**Problem requirements**.
Tally the lines that contain the string "data" and give the number by itself.

**Information supplied**.
....

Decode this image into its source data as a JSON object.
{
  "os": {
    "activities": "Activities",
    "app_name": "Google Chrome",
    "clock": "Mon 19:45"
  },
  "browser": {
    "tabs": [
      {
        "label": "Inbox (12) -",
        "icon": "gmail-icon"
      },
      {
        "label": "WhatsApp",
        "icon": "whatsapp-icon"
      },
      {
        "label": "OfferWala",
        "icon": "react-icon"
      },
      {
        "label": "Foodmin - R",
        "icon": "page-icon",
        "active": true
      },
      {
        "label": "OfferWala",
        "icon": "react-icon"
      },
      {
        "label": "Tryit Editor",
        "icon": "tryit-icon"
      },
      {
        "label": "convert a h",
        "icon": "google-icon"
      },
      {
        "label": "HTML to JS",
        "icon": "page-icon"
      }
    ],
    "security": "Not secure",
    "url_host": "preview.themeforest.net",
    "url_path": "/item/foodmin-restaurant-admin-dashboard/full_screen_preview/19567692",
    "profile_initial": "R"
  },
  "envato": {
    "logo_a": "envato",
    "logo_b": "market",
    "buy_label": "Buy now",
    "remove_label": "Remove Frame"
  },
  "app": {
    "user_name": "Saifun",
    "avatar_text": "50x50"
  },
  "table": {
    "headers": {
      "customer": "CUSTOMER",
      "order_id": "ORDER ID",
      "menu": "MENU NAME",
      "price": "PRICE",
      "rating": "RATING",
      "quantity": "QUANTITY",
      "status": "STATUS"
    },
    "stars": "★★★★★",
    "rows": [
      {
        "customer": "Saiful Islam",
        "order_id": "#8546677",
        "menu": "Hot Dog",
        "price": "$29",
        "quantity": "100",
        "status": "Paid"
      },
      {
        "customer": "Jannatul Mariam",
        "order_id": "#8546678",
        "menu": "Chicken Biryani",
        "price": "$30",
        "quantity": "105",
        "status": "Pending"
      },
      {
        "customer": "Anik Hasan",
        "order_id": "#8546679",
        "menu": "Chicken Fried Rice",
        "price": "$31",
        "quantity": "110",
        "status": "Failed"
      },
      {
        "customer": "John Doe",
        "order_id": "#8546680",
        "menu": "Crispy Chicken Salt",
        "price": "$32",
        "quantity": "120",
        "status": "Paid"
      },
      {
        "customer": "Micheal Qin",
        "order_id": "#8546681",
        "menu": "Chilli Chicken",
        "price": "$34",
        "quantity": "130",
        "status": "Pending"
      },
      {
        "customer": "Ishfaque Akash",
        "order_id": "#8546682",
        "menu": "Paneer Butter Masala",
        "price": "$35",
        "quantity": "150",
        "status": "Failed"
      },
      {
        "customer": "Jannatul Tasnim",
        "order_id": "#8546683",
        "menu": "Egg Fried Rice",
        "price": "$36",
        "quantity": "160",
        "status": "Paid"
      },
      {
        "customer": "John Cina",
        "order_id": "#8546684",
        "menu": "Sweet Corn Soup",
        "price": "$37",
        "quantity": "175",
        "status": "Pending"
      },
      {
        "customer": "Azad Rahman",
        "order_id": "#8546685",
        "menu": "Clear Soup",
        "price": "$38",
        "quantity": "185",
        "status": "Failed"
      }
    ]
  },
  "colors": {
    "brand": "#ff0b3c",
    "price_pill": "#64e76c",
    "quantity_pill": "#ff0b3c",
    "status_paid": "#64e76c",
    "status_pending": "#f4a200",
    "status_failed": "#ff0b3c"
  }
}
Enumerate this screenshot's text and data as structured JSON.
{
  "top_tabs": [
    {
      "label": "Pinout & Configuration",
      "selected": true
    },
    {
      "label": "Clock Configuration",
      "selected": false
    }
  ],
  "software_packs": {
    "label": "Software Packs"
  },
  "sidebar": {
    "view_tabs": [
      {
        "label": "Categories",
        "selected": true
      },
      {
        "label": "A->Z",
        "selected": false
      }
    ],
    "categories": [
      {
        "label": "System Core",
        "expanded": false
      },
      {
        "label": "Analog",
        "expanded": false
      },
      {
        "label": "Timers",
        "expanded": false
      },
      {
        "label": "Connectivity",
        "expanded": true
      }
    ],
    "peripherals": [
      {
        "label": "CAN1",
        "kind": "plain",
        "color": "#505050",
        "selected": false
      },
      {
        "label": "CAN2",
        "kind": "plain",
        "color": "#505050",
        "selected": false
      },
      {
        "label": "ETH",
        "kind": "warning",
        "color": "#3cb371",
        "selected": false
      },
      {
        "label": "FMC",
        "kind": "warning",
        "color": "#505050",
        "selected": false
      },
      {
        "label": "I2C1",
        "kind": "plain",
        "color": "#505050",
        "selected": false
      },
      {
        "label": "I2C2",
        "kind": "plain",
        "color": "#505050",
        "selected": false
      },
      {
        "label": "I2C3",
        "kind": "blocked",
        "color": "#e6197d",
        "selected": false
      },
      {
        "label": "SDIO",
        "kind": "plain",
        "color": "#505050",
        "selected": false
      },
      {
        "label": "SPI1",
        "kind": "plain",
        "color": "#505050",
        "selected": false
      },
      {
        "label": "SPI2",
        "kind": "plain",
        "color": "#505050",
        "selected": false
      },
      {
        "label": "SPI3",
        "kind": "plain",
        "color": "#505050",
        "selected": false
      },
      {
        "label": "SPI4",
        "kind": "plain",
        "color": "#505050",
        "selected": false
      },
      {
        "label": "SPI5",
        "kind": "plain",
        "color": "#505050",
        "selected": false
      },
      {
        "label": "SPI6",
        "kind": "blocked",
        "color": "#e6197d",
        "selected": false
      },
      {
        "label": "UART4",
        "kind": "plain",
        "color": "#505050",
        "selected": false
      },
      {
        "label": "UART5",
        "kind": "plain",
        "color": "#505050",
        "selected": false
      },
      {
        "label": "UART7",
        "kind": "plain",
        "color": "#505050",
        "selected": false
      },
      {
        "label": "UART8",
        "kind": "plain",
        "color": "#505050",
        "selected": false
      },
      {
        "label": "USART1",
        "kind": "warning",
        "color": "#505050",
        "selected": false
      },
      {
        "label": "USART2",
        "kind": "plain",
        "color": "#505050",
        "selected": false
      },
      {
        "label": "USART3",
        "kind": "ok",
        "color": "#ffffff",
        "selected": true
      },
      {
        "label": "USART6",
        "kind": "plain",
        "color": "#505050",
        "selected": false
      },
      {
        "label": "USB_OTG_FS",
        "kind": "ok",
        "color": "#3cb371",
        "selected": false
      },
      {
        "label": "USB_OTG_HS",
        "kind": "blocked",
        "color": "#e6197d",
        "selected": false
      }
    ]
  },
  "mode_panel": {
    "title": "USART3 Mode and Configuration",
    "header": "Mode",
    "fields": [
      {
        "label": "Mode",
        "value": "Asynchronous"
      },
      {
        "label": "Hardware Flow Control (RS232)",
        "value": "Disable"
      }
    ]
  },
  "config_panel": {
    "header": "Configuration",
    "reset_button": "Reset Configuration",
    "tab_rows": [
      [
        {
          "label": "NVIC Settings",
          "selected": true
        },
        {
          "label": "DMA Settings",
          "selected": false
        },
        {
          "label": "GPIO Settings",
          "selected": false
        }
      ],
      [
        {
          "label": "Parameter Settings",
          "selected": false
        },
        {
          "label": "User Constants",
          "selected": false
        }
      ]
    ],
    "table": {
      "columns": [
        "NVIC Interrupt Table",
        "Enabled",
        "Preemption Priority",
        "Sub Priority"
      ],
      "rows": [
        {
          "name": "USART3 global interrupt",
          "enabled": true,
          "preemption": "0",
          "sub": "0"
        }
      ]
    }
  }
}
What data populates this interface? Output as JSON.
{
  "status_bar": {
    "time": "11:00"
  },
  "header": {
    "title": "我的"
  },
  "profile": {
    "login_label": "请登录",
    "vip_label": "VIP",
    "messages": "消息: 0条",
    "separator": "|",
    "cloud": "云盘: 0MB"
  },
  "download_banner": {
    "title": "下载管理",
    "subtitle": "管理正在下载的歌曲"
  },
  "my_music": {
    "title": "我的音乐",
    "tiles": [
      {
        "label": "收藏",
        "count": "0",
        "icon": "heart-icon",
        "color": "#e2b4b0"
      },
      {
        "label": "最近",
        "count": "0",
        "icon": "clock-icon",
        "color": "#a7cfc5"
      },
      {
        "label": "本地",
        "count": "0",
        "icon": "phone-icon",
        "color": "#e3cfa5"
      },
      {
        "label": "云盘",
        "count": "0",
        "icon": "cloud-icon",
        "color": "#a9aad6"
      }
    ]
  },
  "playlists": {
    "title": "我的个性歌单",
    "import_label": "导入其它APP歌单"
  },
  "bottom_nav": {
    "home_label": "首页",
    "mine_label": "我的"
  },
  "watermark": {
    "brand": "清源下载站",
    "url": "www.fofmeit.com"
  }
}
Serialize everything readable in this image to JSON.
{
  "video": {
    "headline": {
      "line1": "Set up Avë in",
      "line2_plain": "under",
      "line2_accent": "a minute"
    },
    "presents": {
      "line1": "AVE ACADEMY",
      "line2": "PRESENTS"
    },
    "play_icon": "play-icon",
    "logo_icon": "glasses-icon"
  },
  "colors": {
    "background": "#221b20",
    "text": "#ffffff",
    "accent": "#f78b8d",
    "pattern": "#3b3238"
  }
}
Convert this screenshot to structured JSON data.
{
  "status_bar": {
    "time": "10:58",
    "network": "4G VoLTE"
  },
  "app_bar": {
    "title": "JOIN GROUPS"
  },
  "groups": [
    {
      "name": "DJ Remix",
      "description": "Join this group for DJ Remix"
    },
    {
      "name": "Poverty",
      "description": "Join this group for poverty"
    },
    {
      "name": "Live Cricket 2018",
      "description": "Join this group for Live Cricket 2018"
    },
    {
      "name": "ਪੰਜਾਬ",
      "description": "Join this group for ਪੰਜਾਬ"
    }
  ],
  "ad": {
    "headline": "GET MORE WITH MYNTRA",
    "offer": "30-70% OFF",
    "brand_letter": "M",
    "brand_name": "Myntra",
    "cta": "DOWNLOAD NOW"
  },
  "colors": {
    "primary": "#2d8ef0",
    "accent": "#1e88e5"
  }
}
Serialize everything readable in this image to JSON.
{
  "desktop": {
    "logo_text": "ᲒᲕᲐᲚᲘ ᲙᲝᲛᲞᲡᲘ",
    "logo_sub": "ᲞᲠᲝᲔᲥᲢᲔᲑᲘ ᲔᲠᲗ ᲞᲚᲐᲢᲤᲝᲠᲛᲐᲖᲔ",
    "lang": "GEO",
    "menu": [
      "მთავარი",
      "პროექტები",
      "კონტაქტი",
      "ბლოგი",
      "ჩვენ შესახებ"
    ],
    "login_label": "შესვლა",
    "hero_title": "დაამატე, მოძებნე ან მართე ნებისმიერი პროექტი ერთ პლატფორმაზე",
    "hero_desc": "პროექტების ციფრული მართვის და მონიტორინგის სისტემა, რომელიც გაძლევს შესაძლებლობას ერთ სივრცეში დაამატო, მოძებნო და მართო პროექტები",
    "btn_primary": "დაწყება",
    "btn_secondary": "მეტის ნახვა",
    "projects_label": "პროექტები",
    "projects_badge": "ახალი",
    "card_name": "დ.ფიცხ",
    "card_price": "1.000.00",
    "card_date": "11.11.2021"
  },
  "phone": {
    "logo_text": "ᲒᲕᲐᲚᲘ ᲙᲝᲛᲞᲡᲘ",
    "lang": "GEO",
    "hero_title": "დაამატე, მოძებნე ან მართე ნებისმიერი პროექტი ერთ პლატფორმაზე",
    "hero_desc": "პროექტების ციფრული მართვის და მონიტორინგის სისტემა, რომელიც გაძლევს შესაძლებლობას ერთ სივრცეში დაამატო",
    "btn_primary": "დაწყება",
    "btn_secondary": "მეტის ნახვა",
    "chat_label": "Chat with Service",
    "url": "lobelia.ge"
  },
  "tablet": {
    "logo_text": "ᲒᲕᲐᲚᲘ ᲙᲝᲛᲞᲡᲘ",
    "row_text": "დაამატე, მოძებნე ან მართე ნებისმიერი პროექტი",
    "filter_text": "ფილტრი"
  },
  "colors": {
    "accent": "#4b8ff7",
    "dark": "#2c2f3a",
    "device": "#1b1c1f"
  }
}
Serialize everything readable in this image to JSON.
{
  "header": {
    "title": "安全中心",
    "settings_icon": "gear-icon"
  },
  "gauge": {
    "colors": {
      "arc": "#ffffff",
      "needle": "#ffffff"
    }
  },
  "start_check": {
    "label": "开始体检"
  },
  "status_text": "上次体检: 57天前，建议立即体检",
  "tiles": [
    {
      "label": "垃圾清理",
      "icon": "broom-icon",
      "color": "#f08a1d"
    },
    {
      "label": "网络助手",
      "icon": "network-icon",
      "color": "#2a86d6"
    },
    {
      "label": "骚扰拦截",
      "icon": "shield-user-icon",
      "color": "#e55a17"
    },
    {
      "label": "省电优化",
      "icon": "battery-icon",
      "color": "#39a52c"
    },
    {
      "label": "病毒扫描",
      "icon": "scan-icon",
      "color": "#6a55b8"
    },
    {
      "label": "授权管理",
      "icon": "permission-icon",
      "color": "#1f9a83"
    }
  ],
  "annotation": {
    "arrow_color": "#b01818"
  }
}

....

**Result of the task**.
4